%%

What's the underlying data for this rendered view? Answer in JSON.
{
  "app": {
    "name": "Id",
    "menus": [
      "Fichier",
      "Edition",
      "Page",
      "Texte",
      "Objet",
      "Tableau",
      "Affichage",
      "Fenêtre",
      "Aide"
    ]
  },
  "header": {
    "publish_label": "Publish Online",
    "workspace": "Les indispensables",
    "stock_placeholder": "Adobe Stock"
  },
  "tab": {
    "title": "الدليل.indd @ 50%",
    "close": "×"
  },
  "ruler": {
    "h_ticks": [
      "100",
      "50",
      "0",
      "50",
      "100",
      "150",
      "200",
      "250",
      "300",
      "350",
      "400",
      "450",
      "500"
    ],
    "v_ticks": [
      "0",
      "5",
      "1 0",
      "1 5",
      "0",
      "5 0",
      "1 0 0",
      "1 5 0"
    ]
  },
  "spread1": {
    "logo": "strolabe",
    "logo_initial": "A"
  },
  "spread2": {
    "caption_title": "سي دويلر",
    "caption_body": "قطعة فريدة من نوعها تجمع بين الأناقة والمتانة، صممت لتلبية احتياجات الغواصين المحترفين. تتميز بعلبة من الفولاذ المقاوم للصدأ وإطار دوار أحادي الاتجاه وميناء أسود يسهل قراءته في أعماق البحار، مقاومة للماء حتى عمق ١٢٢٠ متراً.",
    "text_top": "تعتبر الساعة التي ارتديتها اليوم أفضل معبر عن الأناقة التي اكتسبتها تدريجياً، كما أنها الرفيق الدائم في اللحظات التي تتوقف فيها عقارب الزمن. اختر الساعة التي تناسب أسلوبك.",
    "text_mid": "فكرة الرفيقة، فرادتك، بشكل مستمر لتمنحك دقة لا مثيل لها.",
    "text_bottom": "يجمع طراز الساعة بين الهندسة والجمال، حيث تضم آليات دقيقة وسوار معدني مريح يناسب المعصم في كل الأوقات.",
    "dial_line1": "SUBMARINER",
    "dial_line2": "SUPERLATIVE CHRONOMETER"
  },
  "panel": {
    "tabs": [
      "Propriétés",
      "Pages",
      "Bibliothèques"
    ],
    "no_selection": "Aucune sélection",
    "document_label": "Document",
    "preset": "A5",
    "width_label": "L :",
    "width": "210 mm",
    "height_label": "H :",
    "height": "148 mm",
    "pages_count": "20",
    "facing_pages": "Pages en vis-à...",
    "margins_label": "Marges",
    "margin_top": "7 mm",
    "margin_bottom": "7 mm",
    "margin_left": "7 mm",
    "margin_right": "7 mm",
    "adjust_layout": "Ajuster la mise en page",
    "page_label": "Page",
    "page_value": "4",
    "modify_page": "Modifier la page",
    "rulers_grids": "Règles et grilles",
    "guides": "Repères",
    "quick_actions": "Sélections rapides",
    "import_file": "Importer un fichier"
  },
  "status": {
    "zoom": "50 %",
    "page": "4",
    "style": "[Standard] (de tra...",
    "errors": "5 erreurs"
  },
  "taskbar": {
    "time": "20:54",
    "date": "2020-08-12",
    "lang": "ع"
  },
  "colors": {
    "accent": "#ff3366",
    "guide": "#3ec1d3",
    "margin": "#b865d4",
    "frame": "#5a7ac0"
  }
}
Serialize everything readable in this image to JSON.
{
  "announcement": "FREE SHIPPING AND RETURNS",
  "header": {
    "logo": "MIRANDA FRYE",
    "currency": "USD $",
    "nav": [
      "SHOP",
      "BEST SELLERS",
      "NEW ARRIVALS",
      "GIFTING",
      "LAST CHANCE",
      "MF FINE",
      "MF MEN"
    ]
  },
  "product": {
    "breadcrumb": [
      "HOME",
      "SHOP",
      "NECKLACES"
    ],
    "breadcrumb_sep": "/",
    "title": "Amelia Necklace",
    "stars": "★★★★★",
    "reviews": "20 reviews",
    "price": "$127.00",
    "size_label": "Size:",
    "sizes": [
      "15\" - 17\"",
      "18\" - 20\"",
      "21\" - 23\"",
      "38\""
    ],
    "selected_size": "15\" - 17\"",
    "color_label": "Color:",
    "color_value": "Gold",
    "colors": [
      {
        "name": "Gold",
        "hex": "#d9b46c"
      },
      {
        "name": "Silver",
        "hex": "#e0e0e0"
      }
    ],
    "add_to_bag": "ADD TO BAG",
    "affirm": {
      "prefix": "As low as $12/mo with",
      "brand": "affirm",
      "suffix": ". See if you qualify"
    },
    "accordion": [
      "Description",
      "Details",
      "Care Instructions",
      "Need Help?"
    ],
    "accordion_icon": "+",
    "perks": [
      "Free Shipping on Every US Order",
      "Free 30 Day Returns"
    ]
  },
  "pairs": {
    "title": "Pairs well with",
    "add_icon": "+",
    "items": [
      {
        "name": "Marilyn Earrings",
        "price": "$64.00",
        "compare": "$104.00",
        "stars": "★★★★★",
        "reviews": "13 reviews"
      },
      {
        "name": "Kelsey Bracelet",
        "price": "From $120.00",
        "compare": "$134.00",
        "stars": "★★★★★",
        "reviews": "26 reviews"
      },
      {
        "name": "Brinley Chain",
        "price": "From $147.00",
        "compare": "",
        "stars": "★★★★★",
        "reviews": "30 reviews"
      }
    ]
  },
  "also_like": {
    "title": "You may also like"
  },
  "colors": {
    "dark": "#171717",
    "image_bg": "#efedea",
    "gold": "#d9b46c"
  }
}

%%

Output the records verbatim, from the first line to the last.

> The response:
What's the underlying data for this rendered view? Answer in JSON.
{
  "app": {
    "name": "Id",
    "menus": [
      "Fichier",
      "Edition",
      "Page",
      "Texte",
      "Objet",
      "Tableau",
      "Affichage",
      "Fenêtre",
      "Aide"
    ]
  },
  "header": {
    "publish_label": "Publish Online",
    "workspace": "Les indispensables",
    "stock_placeholder": "Adobe Stock"
  },
  "tab": {
    "title": "الدليل.indd @ 50%",
    "close": "×"
  },
  "ruler": {
    "h_ticks": [
      "100",
      "50",
      "0",
      "50",
      "100",
      "150",
      "200",
      "250",
      "300",
      "350",
      "400",
      "450",
      "500"
    ],
    "v_ticks": [
      "0",
      "5",
      "1 0",
      "1 5",
      "0",
      "5 0",
      "1 0 0",
      "1 5 0"
    ]
  },
  "spread1": {
    "logo": "strolabe",
    "logo_initial": "A"
  },
  "spread2": {
    "caption_title": "سي دويلر",
    "caption_body": "قطعة فريدة من نوعها تجمع بين الأناقة والمتانة، صممت لتلبية احتياجات الغواصين المحترفين. تتميز بعلبة من الفولاذ المقاوم للصدأ وإطار دوار أحادي الاتجاه وميناء أسود يسهل قراءته في أعماق البحار، مقاومة للماء حتى عمق ١٢٢٠ متراً.",
    "text_top": "تعتبر الساعة التي ارتديتها اليوم أفضل معبر عن الأناقة التي اكتسبتها تدريجياً، كما أنها الرفيق الدائم في اللحظات التي تتوقف فيها عقارب الزمن. اختر الساعة التي تناسب أسلوبك.",
    "text_mid": "فكرة الرفيقة، فرادتك، بشكل مستمر لتمنحك دقة لا مثيل لها.",
    "text_bottom": "يجمع طراز الساعة بين الهندسة والجمال، حيث تضم آليات دقيقة وسوار معدني مريح يناسب المعصم في كل الأوقات.",
    "dial_line1": "SUBMARINER",
    "dial_line2": "SUPERLATIVE CHRONOMETER"
  },
  "panel": {
    "tabs": [
      "Propriétés",
      "Pages",
      "Bibliothèques"
    ],
    "no_selection": "Aucune sélection",
    "document_label": "Document",
    "preset": "A5",
    "width_label": "L :",
    "width": "210 mm",
    "height_label": "H :",
    "height": "148 mm",
    "pages_count": "20",
    "facing_pages": "Pages en vis-à...",
    "margins_label": "Marges",
    "margin_top": "7 mm",
    "margin_bottom": "7 mm",
    "margin_left": "7 mm",
    "margin_right": "7 mm",
    "adjust_layout": "Ajuster la mise en page",
    "page_label": "Page",
    "page_value": "4",
    "modify_page": "Modifier la page",
    "rulers_grids": "Règles et grilles",
    "guides": "Repères",
    "quick_actions": "Sélections rapides",
    "import_file": "Importer un fichier"
  },
  "status": {
    "zoom": "50 %",
    "page": "4",
    "style": "[Standard] (de tra...",
    "errors": "5 erreurs"
  },
  "taskbar": {
    "time": "20:54",
    "date": "2020-08-12",
    "lang": "ع"
  },
  "colors": {
    "accent": "#ff3366",
    "guide": "#3ec1d3",
    "margin": "#b865d4",
    "frame": "#5a7ac0"
  }
}
Serialize everything readable in this image to JSON.
{
  "announcement": "FREE SHIPPING AND RETURNS",
  "header": {
    "logo": "MIRANDA FRYE",
    "currency": "USD $",
    "nav": [
      "SHOP",
      "BEST SELLERS",
      "NEW ARRIVALS",
      "GIFTING",
      "LAST CHANCE",
      "MF FINE",
      "MF MEN"
    ]
  },
  "product": {
    "breadcrumb": [
      "HOME",
      "SHOP",
      "NECKLACES"
    ],
    "breadcrumb_sep": "/",
    "title": "Amelia Necklace",
    "stars": "★★★★★",
    "reviews": "20 reviews",
    "price": "$127.00",
    "size_label": "Size:",
    "sizes": [
      "15\" - 17\"",
      "18\" - 20\"",
      "21\" - 23\"",
      "38\""
    ],
    "selected_size": "15\" - 17\"",
    "color_label": "Color:",
    "color_value": "Gold",
    "colors": [
      {
        "name": "Gold",
        "hex": "#d9b46c"
      },
      {
        "name": "Silver",
        "hex": "#e0e0e0"
      }
    ],
    "add_to_bag": "ADD TO BAG",
    "affirm": {
      "prefix": "As low as $12/mo with",
      "brand": "affirm",
      "suffix": ". See if you qualify"
    },
    "accordion": [
      "Description",
      "Details",
      "Care Instructions",
      "Need Help?"
    ],
    "accordion_icon": "+",
    "perks": [
      "Free Shipping on Every US Order",
      "Free 30 Day Returns"
    ]
  },
  "pairs": {
    "title": "Pairs well with",
    "add_icon": "+",
    "items": [
      {
        "name": "Marilyn Earrings",
        "price": "$64.00",
        "compare": "$104.00",
        "stars": "★★★★★",
        "reviews": "13 reviews"
      },
      {
        "name": "Kelsey Bracelet",
        "price": "From $120.00",
        "compare": "$134.00",
        "stars": "★★★★★",
        "reviews": "26 reviews"
      },
      {
        "name": "Brinley Chain",
        "price": "From $147.00",
        "compare": "",
        "stars": "★★★★★",
        "reviews": "30 reviews"
      }
    ]
  },
  "also_like": {
    "title": "You may also like"
  },
  "colors": {
    "dark": "#171717",
    "image_bg": "#efedea",
    "gold": "#d9b46c"
  }
}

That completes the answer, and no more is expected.